> [Goal] Search the material for the string "document" and copy each line where it occurs.

> [Data shown]
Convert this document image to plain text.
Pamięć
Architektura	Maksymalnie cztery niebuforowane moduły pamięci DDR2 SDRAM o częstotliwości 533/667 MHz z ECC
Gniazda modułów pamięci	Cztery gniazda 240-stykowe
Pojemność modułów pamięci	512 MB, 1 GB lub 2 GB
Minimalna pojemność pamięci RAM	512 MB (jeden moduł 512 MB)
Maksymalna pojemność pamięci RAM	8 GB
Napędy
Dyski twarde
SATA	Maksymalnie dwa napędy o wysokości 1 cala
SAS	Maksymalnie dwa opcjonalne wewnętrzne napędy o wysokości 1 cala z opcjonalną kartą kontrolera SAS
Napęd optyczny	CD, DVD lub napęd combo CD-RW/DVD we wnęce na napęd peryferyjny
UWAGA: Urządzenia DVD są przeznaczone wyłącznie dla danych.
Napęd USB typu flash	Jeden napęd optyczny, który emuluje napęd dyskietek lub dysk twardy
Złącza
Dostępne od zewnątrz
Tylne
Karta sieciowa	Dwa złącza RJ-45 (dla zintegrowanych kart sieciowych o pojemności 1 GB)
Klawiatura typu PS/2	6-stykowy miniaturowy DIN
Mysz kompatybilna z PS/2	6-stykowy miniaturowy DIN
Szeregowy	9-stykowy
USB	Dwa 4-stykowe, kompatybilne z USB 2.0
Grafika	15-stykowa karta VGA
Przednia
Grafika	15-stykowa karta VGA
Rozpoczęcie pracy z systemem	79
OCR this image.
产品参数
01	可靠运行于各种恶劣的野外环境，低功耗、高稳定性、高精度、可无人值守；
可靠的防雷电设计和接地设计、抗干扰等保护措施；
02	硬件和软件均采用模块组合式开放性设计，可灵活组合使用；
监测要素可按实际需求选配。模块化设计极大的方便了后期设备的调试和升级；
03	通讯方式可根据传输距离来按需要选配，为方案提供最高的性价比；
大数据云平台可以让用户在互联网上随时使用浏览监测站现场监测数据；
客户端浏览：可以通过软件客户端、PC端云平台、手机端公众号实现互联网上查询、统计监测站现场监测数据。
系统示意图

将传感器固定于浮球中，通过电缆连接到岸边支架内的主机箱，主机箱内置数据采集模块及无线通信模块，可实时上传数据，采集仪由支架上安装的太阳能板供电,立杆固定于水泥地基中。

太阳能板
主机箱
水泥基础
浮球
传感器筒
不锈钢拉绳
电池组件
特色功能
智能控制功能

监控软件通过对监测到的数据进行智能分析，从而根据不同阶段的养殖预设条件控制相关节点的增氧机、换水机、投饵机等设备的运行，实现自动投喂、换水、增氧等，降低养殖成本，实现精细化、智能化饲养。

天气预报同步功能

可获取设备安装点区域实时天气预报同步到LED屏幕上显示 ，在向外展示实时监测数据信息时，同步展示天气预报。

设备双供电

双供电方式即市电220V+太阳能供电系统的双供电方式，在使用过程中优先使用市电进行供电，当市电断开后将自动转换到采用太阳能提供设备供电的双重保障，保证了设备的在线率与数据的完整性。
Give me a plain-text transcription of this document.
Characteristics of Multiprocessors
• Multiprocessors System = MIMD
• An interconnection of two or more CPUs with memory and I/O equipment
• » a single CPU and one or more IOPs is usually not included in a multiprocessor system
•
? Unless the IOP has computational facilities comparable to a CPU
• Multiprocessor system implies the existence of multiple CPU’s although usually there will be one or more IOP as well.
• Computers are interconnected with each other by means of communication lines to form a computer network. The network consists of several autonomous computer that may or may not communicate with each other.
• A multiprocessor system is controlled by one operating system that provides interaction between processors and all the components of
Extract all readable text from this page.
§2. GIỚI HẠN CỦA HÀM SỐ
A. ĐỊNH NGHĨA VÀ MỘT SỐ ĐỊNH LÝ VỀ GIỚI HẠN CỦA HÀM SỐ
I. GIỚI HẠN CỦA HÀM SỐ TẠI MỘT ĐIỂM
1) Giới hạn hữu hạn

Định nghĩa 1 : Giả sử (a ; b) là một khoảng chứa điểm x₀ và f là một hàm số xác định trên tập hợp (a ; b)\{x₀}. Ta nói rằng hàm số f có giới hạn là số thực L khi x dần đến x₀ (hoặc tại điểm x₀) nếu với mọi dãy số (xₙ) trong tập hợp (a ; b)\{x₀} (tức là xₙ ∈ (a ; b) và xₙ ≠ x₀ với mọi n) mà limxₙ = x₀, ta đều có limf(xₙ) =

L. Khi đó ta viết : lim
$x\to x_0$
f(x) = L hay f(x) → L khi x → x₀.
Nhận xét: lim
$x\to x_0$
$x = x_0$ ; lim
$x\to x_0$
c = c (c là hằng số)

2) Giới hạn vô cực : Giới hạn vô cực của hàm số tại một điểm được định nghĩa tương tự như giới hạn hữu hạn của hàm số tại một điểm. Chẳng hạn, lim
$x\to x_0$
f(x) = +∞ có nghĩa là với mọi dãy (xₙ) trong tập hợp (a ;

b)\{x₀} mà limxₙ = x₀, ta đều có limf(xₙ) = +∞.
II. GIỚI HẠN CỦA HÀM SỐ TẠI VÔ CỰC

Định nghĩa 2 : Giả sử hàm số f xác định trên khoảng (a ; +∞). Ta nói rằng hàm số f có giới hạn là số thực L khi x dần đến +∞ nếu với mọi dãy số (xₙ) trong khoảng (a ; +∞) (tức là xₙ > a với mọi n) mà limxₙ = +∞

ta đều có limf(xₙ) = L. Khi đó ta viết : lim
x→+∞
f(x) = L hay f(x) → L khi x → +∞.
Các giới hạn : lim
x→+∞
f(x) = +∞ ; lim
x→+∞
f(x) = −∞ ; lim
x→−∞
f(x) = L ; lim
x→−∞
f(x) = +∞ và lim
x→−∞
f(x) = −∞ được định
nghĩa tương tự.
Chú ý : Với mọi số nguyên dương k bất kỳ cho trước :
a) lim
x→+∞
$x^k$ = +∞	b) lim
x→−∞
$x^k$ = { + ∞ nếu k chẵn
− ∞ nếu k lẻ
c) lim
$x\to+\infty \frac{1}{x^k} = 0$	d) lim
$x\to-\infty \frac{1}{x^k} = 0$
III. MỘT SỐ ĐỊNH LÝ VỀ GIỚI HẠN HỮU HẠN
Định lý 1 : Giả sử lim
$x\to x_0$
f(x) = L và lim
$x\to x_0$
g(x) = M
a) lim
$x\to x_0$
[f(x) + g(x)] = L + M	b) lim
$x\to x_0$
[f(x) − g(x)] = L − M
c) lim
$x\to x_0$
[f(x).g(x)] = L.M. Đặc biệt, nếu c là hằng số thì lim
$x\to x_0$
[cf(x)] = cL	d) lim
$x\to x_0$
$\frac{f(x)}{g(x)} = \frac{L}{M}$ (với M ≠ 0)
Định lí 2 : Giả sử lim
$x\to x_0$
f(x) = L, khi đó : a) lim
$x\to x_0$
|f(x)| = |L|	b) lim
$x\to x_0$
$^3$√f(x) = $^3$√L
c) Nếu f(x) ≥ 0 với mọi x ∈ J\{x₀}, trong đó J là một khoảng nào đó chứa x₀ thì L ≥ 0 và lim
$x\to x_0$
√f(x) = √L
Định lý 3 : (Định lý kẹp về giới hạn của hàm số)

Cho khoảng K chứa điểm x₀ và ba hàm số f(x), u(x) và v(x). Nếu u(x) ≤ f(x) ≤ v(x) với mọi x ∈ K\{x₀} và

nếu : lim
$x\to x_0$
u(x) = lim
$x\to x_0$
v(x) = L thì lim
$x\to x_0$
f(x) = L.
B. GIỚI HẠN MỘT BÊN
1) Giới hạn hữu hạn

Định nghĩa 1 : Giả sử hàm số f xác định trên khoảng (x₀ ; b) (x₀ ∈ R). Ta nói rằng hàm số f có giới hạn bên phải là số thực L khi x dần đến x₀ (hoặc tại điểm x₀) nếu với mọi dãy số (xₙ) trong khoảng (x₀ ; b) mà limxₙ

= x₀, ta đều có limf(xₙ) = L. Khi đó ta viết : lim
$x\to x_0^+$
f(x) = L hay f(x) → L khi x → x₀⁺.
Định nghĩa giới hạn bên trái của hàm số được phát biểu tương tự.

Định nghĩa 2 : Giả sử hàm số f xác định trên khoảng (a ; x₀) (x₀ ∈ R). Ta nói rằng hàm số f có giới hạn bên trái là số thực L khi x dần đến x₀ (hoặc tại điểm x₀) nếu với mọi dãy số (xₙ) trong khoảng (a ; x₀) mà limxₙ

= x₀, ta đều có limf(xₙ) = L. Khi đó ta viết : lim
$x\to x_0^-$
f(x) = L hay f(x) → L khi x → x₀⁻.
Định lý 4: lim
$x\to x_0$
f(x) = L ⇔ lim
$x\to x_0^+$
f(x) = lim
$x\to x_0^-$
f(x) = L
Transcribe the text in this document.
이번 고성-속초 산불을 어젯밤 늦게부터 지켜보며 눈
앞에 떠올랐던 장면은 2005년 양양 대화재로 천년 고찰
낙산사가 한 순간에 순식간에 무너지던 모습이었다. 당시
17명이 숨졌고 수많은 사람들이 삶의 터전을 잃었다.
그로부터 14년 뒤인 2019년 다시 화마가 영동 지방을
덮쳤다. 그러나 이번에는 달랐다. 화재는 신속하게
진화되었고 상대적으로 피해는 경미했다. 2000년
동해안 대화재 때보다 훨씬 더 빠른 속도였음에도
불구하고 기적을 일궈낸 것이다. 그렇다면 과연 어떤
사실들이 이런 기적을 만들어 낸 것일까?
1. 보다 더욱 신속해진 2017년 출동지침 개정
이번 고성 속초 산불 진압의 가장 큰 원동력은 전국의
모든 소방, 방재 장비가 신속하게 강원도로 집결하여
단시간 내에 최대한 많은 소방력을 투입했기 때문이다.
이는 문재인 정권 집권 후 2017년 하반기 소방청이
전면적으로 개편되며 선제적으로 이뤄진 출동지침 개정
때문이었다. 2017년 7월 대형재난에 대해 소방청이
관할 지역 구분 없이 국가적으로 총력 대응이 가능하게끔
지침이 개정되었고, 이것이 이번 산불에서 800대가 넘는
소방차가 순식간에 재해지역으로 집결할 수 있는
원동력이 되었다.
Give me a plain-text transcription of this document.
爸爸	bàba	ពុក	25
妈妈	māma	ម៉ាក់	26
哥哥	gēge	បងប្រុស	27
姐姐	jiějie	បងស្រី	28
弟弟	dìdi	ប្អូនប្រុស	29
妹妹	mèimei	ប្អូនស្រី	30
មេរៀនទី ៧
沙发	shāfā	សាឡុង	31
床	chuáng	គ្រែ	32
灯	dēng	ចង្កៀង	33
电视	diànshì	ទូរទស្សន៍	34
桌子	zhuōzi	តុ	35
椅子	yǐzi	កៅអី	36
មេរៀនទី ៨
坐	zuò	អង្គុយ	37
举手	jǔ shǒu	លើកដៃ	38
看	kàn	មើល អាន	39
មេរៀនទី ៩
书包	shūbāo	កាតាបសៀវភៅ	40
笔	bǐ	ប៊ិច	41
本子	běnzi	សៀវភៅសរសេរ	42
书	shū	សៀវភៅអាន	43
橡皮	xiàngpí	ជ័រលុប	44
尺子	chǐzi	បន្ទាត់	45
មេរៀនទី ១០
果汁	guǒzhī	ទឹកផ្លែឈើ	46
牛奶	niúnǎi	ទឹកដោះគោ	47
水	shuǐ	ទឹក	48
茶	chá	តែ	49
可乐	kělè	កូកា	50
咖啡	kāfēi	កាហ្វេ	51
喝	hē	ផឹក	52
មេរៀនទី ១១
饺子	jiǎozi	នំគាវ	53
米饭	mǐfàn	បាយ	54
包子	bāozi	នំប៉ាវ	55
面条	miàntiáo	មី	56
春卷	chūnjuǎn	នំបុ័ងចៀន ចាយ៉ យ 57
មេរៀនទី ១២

> [Right answer]
Convert this document image to plain text.
Give me a plain-text transcription of this document.
Transcribe the text in this document.
Give me a plain-text transcription of this document.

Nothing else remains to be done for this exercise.